» **Exercise objective**
Can you print every record below exactly as written?
-------- Exercise data --------
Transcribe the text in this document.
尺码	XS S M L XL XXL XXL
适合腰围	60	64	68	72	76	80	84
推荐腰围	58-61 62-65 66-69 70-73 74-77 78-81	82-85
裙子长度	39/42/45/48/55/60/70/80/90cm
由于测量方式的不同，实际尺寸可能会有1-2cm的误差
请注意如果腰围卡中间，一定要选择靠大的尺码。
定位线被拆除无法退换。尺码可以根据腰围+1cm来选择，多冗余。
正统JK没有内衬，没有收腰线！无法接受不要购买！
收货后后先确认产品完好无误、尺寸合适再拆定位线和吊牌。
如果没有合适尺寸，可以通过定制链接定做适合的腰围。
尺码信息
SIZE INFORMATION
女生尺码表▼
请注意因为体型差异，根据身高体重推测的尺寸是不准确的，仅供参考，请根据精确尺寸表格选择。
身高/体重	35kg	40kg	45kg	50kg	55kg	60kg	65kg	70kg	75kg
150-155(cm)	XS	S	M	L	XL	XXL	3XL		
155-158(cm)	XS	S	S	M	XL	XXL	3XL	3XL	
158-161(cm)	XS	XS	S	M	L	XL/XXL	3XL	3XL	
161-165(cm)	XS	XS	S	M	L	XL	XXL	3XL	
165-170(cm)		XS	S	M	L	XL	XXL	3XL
--------
» **Solution to this exercise**
Transcribe the text in this document.
尺码	XS S M L XL XXL XXL
适合腰围	60	64	68	72	76	80	84
推荐腰围	58-61 62-65 66-69 70-73 74-77 78-81	82-85
裙子长度	39/42/45/48/55/60/70/80/90cm
由于测量方式的不同，实际尺寸可能会有1-2cm的误差
请注意如果腰围卡中间，一定要选择靠大的尺码。
定位线被拆除无法退换。尺码可以根据腰围+1cm来选择，多冗余。
正统JK没有内衬，没有收腰线！无法接受不要购买！
收货后后先确认产品完好无误、尺寸合适再拆定位线和吊牌。
如果没有合适尺寸，可以通过定制链接定做适合的腰围。
尺码信息
SIZE INFORMATION
女生尺码表▼
请注意因为体型差异，根据身高体重推测的尺寸是不准确的，仅供参考，请根据精确尺寸表格选择。
身高/体重	35kg	40kg	45kg	50kg	55kg	60kg	65kg	70kg	75kg
150-155(cm)	XS	S	M	L	XL	XXL	3XL		
155-158(cm)	XS	S	S	M	XL	XXL	3XL	3XL	
158-161(cm)	XS	XS	S	M	L	XL/XXL	3XL	3XL	
161-165(cm)	XS	XS	S	M	L	XL	XXL	3XL	
165-170(cm)		XS	S	M	L	XL	XXL	3XL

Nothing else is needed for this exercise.